╔══

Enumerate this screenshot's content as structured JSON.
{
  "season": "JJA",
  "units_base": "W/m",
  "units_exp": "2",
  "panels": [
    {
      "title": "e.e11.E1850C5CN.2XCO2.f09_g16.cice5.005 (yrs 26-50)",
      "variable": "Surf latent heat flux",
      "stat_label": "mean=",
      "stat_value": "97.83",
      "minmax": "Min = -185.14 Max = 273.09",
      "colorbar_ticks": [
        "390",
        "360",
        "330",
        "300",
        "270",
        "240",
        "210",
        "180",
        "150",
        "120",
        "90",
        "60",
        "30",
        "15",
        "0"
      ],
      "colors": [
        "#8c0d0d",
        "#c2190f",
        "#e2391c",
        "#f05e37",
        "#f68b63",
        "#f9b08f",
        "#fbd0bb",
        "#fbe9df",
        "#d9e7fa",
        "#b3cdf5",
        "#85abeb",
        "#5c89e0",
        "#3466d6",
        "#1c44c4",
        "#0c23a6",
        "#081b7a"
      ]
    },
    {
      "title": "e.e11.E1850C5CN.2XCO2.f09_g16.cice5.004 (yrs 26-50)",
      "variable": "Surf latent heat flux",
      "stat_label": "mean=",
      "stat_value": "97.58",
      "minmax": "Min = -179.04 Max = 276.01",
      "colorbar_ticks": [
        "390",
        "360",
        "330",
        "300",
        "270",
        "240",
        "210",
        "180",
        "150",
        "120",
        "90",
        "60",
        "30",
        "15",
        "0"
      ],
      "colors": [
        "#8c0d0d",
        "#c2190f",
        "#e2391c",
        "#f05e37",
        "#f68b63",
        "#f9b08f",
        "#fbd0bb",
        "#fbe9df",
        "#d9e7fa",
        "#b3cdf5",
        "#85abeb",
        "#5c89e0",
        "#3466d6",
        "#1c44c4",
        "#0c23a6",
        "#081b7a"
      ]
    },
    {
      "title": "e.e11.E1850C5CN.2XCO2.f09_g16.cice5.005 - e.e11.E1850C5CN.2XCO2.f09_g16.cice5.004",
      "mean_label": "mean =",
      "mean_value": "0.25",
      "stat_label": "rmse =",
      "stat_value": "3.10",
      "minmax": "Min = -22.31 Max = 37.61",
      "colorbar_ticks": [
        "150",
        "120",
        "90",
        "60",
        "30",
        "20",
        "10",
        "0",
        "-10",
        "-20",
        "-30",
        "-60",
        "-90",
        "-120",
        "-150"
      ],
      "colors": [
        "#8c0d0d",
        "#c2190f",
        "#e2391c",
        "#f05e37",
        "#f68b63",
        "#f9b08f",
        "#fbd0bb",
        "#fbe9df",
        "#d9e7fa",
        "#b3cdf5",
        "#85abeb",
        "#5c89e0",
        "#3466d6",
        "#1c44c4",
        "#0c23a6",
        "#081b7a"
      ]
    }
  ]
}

╚══

WHAT TO WORK ON:
Copy out the whole listing exactly.

FULL OUTPUT:
Enumerate this screenshot's content as structured JSON.
{
  "season": "JJA",
  "units_base": "W/m",
  "units_exp": "2",
  "panels": [
    {
      "title": "e.e11.E1850C5CN.2XCO2.f09_g16.cice5.005 (yrs 26-50)",
      "variable": "Surf latent heat flux",
      "stat_label": "mean=",
      "stat_value": "97.83",
      "minmax": "Min = -185.14 Max = 273.09",
      "colorbar_ticks": [
        "390",
        "360",
        "330",
        "300",
        "270",
        "240",
        "210",
        "180",
        "150",
        "120",
        "90",
        "60",
        "30",
        "15",
        "0"
      ],
      "colors": [
        "#8c0d0d",
        "#c2190f",
        "#e2391c",
        "#f05e37",
        "#f68b63",
        "#f9b08f",
        "#fbd0bb",
        "#fbe9df",
        "#d9e7fa",
        "#b3cdf5",
        "#85abeb",
        "#5c89e0",
        "#3466d6",
        "#1c44c4",
        "#0c23a6",
        "#081b7a"
      ]
    },
    {
      "title": "e.e11.E1850C5CN.2XCO2.f09_g16.cice5.004 (yrs 26-50)",
      "variable": "Surf latent heat flux",
      "stat_label": "mean=",
      "stat_value": "97.58",
      "minmax": "Min = -179.04 Max = 276.01",
      "colorbar_ticks": [
        "390",
        "360",
        "330",
        "300",
        "270",
        "240",
        "210",
        "180",
        "150",
        "120",
        "90",
        "60",
        "30",
        "15",
        "0"
      ],
      "colors": [
        "#8c0d0d",
        "#c2190f",
        "#e2391c",
        "#f05e37",
        "#f68b63",
        "#f9b08f",
        "#fbd0bb",
        "#fbe9df",
        "#d9e7fa",
        "#b3cdf5",
        "#85abeb",
        "#5c89e0",
        "#3466d6",
        "#1c44c4",
        "#0c23a6",
        "#081b7a"
      ]
    },
    {
      "title": "e.e11.E1850C5CN.2XCO2.f09_g16.cice5.005 - e.e11.E1850C5CN.2XCO2.f09_g16.cice5.004",
      "mean_label": "mean =",
      "mean_value": "0.25",
      "stat_label": "rmse =",
      "stat_value": "3.10",
      "minmax": "Min = -22.31 Max = 37.61",
      "colorbar_ticks": [
        "150",
        "120",
        "90",
        "60",
        "30",
        "20",
        "10",
        "0",
        "-10",
        "-20",
        "-30",
        "-60",
        "-90",
        "-120",
        "-150"
      ],
      "colors": [
        "#8c0d0d",
        "#c2190f",
        "#e2391c",
        "#f05e37",
        "#f68b63",
        "#f9b08f",
        "#fbd0bb",
        "#fbe9df",
        "#d9e7fa",
        "#b3cdf5",
        "#85abeb",
        "#5c89e0",
        "#3466d6",
        "#1c44c4",
        "#0c23a6",
        "#081b7a"
      ]
    }
  ]
}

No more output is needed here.